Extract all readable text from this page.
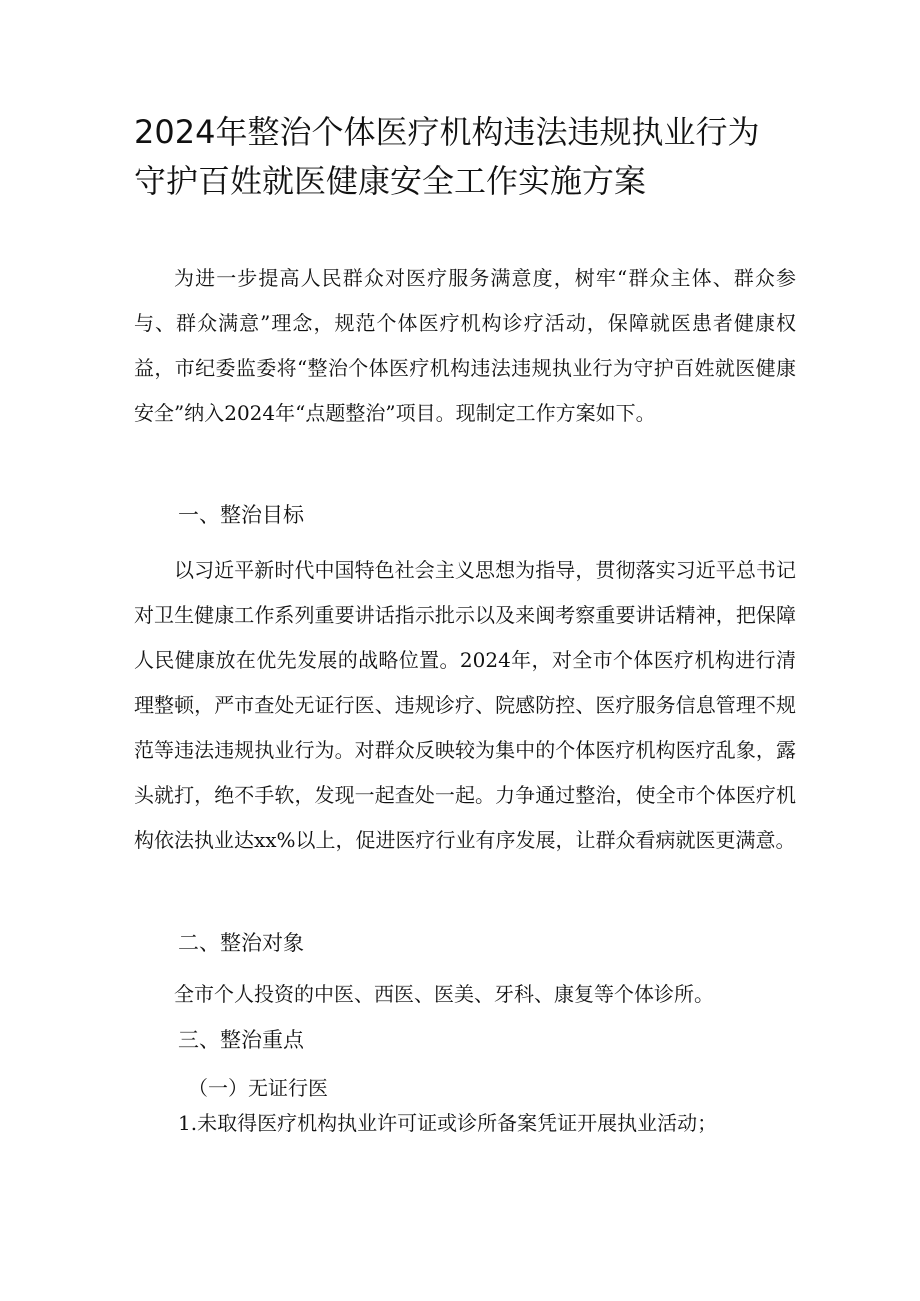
2024年整治个体医疗机构违法违规执业行为
守护百姓就医健康安全工作实施方案

为进一步提高人民群众对医疗服务满意度，树牢“群众主体、群众参与、群众满意”理念，规范个体医疗机构诊疗活动，保障就医患者健康权益，市纪委监委将“整治个体医疗机构违法违规执业行为守护百姓就医健康安全”纳入2024年“点题整治”项目。现制定工作方案如下。

一、整治目标

以习近平新时代中国特色社会主义思想为指导，贯彻落实习近平总书记对卫生健康工作系列重要讲话指示批示以及来闽考察重要讲话精神，把保障人民健康放在优先发展的战略位置。2024年，对全市个体医疗机构进行清理整顿，严市查处无证行医、违规诊疗、院感防控、医疗服务信息管理不规范等违法违规执业行为。对群众反映较为集中的个体医疗机构医疗乱象，露头就打，绝不手软，发现一起查处一起。力争通过整治，使全市个体医疗机构依法执业达xx%以上，促进医疗行业有序发展，让群众看病就医更满意。

二、整治对象

全市个人投资的中医、西医、医美、牙科、康复等个体诊所。

三、整治重点

（一）无证行医

1.未取得医疗机构执业许可证或诊所备案凭证开展执业活动；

* **Task description**
Print the records above exactly as they stand, but leave out the pictures.

* **Correct output**
Extract all readable text from this page.
2024年整治个体医疗机构违法违规执业行为
守护百姓就医健康安全工作实施方案

为进一步提高人民群众对医疗服务满意度，树牢“群众主体、群众参与、群众满意”理念，规范个体医疗机构诊疗活动，保障就医患者健康权益，市纪委监委将“整治个体医疗机构违法违规执业行为守护百姓就医健康安全”纳入2024年“点题整治”项目。现制定工作方案如下。

一、整治目标

以习近平新时代中国特色社会主义思想为指导，贯彻落实习近平总书记对卫生健康工作系列重要讲话指示批示以及来闽考察重要讲话精神，把保障人民健康放在优先发展的战略位置。2024年，对全市个体医疗机构进行清理整顿，严市查处无证行医、违规诊疗、院感防控、医疗服务信息管理不规范等违法违规执业行为。对群众反映较为集中的个体医疗机构医疗乱象，露头就打，绝不手软，发现一起查处一起。力争通过整治，使全市个体医疗机构依法执业达xx%以上，促进医疗行业有序发展，让群众看病就医更满意。

二、整治对象

全市个人投资的中医、西医、医美、牙科、康复等个体诊所。

三、整治重点

（一）无证行医

1.未取得医疗机构执业许可证或诊所备案凭证开展执业活动；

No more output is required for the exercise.